_Stated exercise_.
Reproduce the listing that follows with no differences at all.

Dataset excerpts:
....
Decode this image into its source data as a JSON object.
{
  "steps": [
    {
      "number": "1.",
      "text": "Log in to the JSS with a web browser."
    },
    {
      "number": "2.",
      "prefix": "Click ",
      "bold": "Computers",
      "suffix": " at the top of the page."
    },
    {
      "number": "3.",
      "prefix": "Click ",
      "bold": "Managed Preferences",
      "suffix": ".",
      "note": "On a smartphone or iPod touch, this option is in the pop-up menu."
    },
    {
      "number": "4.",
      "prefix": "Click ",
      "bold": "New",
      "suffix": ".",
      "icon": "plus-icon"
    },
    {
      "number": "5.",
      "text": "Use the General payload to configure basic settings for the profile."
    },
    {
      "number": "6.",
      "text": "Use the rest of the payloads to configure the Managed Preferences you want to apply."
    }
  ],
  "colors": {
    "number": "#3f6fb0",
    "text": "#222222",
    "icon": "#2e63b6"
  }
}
....
_Full response_.
Decode this image into its source data as a JSON object.
{
  "steps": [
    {
      "number": "1.",
      "text": "Log in to the JSS with a web browser."
    },
    {
      "number": "2.",
      "prefix": "Click ",
      "bold": "Computers",
      "suffix": " at the top of the page."
    },
    {
      "number": "3.",
      "prefix": "Click ",
      "bold": "Managed Preferences",
      "suffix": ".",
      "note": "On a smartphone or iPod touch, this option is in the pop-up menu."
    },
    {
      "number": "4.",
      "prefix": "Click ",
      "bold": "New",
      "suffix": ".",
      "icon": "plus-icon"
    },
    {
      "number": "5.",
      "text": "Use the General payload to configure basic settings for the profile."
    },
    {
      "number": "6.",
      "text": "Use the rest of the payloads to configure the Managed Preferences you want to apply."
    }
  ],
  "colors": {
    "number": "#3f6fb0",
    "text": "#222222",
    "icon": "#2e63b6"
  }
}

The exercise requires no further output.